> **Set exercise**: Each record below must be returned exactly as shown.

> **Exercise inputs**:
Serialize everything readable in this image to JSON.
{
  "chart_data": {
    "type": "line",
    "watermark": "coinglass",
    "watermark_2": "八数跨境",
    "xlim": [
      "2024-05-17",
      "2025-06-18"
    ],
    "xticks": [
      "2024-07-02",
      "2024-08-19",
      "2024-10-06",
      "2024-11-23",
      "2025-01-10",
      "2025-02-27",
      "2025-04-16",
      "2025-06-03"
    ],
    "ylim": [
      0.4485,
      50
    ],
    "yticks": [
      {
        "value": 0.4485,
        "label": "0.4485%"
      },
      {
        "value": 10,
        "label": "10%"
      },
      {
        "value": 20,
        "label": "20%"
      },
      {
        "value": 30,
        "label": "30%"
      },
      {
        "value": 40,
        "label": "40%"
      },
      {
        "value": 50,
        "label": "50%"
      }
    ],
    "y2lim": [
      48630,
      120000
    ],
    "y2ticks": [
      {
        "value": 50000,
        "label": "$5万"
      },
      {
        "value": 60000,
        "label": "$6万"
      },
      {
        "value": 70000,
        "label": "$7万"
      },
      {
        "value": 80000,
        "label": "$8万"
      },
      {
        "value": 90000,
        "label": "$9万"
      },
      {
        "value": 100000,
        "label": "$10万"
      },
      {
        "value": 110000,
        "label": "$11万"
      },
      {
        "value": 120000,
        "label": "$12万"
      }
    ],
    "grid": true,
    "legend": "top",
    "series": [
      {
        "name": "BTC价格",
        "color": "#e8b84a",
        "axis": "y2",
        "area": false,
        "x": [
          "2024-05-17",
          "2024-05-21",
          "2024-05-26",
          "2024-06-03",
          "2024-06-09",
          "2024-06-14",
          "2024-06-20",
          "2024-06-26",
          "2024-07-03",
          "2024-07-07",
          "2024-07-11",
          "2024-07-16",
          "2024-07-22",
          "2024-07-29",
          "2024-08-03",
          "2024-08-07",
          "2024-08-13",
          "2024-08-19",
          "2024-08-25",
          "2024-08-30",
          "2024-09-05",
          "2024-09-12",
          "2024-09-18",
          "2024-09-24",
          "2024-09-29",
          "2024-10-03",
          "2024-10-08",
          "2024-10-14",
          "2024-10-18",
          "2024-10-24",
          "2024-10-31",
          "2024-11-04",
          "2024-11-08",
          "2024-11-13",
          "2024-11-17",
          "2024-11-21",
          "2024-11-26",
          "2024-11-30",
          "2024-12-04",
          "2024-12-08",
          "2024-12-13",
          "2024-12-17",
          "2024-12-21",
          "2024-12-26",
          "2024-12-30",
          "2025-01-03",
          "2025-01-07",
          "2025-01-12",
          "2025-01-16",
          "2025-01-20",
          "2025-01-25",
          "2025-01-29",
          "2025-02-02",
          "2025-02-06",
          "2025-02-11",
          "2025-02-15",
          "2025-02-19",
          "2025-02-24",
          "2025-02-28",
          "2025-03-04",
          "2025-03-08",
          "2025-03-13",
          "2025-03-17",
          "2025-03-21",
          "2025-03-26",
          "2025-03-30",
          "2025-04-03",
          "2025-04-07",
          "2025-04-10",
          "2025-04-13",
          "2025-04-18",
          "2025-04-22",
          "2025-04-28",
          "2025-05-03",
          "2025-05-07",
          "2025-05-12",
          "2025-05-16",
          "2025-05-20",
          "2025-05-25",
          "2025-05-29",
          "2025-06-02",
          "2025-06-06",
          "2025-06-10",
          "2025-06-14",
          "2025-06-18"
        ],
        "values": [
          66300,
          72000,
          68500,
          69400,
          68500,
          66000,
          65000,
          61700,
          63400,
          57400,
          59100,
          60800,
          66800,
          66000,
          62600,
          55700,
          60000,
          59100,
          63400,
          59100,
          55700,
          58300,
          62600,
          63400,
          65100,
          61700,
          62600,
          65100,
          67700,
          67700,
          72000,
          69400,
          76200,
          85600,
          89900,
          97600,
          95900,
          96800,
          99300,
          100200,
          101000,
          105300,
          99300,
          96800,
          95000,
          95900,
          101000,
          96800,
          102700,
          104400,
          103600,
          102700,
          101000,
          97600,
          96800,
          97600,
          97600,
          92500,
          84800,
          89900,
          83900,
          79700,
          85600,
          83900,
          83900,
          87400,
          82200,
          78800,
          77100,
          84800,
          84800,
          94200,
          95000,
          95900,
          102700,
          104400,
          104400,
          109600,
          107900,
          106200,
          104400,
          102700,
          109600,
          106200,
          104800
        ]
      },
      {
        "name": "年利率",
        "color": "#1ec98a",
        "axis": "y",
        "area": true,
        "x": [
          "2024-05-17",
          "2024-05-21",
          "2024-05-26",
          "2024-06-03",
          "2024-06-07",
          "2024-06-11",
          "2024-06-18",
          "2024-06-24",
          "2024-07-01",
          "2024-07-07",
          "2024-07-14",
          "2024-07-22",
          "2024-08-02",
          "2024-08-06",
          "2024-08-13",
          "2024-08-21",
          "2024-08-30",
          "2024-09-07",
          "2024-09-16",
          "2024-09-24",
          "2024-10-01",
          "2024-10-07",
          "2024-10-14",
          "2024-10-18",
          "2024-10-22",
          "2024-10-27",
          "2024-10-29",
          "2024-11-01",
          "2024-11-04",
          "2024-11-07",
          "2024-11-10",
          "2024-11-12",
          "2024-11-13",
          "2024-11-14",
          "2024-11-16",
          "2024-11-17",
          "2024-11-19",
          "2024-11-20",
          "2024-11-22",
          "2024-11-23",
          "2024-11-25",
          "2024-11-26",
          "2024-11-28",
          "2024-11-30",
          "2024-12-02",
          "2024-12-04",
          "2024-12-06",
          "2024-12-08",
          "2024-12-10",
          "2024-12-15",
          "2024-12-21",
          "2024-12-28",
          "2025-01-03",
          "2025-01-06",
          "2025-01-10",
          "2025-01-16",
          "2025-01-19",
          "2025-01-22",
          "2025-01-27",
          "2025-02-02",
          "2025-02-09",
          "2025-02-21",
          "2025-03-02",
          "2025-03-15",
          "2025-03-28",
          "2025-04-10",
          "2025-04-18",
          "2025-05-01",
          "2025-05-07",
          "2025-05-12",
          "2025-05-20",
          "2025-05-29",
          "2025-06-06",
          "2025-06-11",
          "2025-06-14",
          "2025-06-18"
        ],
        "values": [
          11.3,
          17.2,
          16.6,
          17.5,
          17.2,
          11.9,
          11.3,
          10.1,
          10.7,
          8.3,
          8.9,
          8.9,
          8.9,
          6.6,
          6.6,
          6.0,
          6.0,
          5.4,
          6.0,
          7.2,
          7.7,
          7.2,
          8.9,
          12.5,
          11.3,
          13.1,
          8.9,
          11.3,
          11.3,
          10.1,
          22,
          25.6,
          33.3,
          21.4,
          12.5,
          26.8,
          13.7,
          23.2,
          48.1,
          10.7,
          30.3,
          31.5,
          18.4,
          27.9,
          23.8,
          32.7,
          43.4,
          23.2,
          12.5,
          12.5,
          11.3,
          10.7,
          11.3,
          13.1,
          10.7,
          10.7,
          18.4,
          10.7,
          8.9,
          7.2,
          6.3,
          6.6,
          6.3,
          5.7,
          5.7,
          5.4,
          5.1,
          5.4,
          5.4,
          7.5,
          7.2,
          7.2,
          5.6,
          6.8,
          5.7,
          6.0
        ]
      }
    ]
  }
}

> **Output for this task**:
Serialize everything readable in this image to JSON.
{
  "chart_data": {
    "type": "line",
    "watermark": "coinglass",
    "watermark_2": "八数跨境",
    "xlim": [
      "2024-05-17",
      "2025-06-18"
    ],
    "xticks": [
      "2024-07-02",
      "2024-08-19",
      "2024-10-06",
      "2024-11-23",
      "2025-01-10",
      "2025-02-27",
      "2025-04-16",
      "2025-06-03"
    ],
    "ylim": [
      0.4485,
      50
    ],
    "yticks": [
      {
        "value": 0.4485,
        "label": "0.4485%"
      },
      {
        "value": 10,
        "label": "10%"
      },
      {
        "value": 20,
        "label": "20%"
      },
      {
        "value": 30,
        "label": "30%"
      },
      {
        "value": 40,
        "label": "40%"
      },
      {
        "value": 50,
        "label": "50%"
      }
    ],
    "y2lim": [
      48630,
      120000
    ],
    "y2ticks": [
      {
        "value": 50000,
        "label": "$5万"
      },
      {
        "value": 60000,
        "label": "$6万"
      },
      {
        "value": 70000,
        "label": "$7万"
      },
      {
        "value": 80000,
        "label": "$8万"
      },
      {
        "value": 90000,
        "label": "$9万"
      },
      {
        "value": 100000,
        "label": "$10万"
      },
      {
        "value": 110000,
        "label": "$11万"
      },
      {
        "value": 120000,
        "label": "$12万"
      }
    ],
    "grid": true,
    "legend": "top",
    "series": [
      {
        "name": "BTC价格",
        "color": "#e8b84a",
        "axis": "y2",
        "area": false,
        "x": [
          "2024-05-17",
          "2024-05-21",
          "2024-05-26",
          "2024-06-03",
          "2024-06-09",
          "2024-06-14",
          "2024-06-20",
          "2024-06-26",
          "2024-07-03",
          "2024-07-07",
          "2024-07-11",
          "2024-07-16",
          "2024-07-22",
          "2024-07-29",
          "2024-08-03",
          "2024-08-07",
          "2024-08-13",
          "2024-08-19",
          "2024-08-25",
          "2024-08-30",
          "2024-09-05",
          "2024-09-12",
          "2024-09-18",
          "2024-09-24",
          "2024-09-29",
          "2024-10-03",
          "2024-10-08",
          "2024-10-14",
          "2024-10-18",
          "2024-10-24",
          "2024-10-31",
          "2024-11-04",
          "2024-11-08",
          "2024-11-13",
          "2024-11-17",
          "2024-11-21",
          "2024-11-26",
          "2024-11-30",
          "2024-12-04",
          "2024-12-08",
          "2024-12-13",
          "2024-12-17",
          "2024-12-21",
          "2024-12-26",
          "2024-12-30",
          "2025-01-03",
          "2025-01-07",
          "2025-01-12",
          "2025-01-16",
          "2025-01-20",
          "2025-01-25",
          "2025-01-29",
          "2025-02-02",
          "2025-02-06",
          "2025-02-11",
          "2025-02-15",
          "2025-02-19",
          "2025-02-24",
          "2025-02-28",
          "2025-03-04",
          "2025-03-08",
          "2025-03-13",
          "2025-03-17",
          "2025-03-21",
          "2025-03-26",
          "2025-03-30",
          "2025-04-03",
          "2025-04-07",
          "2025-04-10",
          "2025-04-13",
          "2025-04-18",
          "2025-04-22",
          "2025-04-28",
          "2025-05-03",
          "2025-05-07",
          "2025-05-12",
          "2025-05-16",
          "2025-05-20",
          "2025-05-25",
          "2025-05-29",
          "2025-06-02",
          "2025-06-06",
          "2025-06-10",
          "2025-06-14",
          "2025-06-18"
        ],
        "values": [
          66300,
          72000,
          68500,
          69400,
          68500,
          66000,
          65000,
          61700,
          63400,
          57400,
          59100,
          60800,
          66800,
          66000,
          62600,
          55700,
          60000,
          59100,
          63400,
          59100,
          55700,
          58300,
          62600,
          63400,
          65100,
          61700,
          62600,
          65100,
          67700,
          67700,
          72000,
          69400,
          76200,
          85600,
          89900,
          97600,
          95900,
          96800,
          99300,
          100200,
          101000,
          105300,
          99300,
          96800,
          95000,
          95900,
          101000,
          96800,
          102700,
          104400,
          103600,
          102700,
          101000,
          97600,
          96800,
          97600,
          97600,
          92500,
          84800,
          89900,
          83900,
          79700,
          85600,
          83900,
          83900,
          87400,
          82200,
          78800,
          77100,
          84800,
          84800,
          94200,
          95000,
          95900,
          102700,
          104400,
          104400,
          109600,
          107900,
          106200,
          104400,
          102700,
          109600,
          106200,
          104800
        ]
      },
      {
        "name": "年利率",
        "color": "#1ec98a",
        "axis": "y",
        "area": true,
        "x": [
          "2024-05-17",
          "2024-05-21",
          "2024-05-26",
          "2024-06-03",
          "2024-06-07",
          "2024-06-11",
          "2024-06-18",
          "2024-06-24",
          "2024-07-01",
          "2024-07-07",
          "2024-07-14",
          "2024-07-22",
          "2024-08-02",
          "2024-08-06",
          "2024-08-13",
          "2024-08-21",
          "2024-08-30",
          "2024-09-07",
          "2024-09-16",
          "2024-09-24",
          "2024-10-01",
          "2024-10-07",
          "2024-10-14",
          "2024-10-18",
          "2024-10-22",
          "2024-10-27",
          "2024-10-29",
          "2024-11-01",
          "2024-11-04",
          "2024-11-07",
          "2024-11-10",
          "2024-11-12",
          "2024-11-13",
          "2024-11-14",
          "2024-11-16",
          "2024-11-17",
          "2024-11-19",
          "2024-11-20",
          "2024-11-22",
          "2024-11-23",
          "2024-11-25",
          "2024-11-26",
          "2024-11-28",
          "2024-11-30",
          "2024-12-02",
          "2024-12-04",
          "2024-12-06",
          "2024-12-08",
          "2024-12-10",
          "2024-12-15",
          "2024-12-21",
          "2024-12-28",
          "2025-01-03",
          "2025-01-06",
          "2025-01-10",
          "2025-01-16",
          "2025-01-19",
          "2025-01-22",
          "2025-01-27",
          "2025-02-02",
          "2025-02-09",
          "2025-02-21",
          "2025-03-02",
          "2025-03-15",
          "2025-03-28",
          "2025-04-10",
          "2025-04-18",
          "2025-05-01",
          "2025-05-07",
          "2025-05-12",
          "2025-05-20",
          "2025-05-29",
          "2025-06-06",
          "2025-06-11",
          "2025-06-14",
          "2025-06-18"
        ],
        "values": [
          11.3,
          17.2,
          16.6,
          17.5,
          17.2,
          11.9,
          11.3,
          10.1,
          10.7,
          8.3,
          8.9,
          8.9,
          8.9,
          6.6,
          6.6,
          6.0,
          6.0,
          5.4,
          6.0,
          7.2,
          7.7,
          7.2,
          8.9,
          12.5,
          11.3,
          13.1,
          8.9,
          11.3,
          11.3,
          10.1,
          22,
          25.6,
          33.3,
          21.4,
          12.5,
          26.8,
          13.7,
          23.2,
          48.1,
          10.7,
          30.3,
          31.5,
          18.4,
          27.9,
          23.8,
          32.7,
          43.4,
          23.2,
          12.5,
          12.5,
          11.3,
          10.7,
          11.3,
          13.1,
          10.7,
          10.7,
          18.4,
          10.7,
          8.9,
          7.2,
          6.3,
          6.6,
          6.3,
          5.7,
          5.7,
          5.4,
          5.1,
          5.4,
          5.4,
          7.5,
          7.2,
          7.2,
          5.6,
          6.8,
          5.7,
          6.0
        ]
      }
    ]
  }
}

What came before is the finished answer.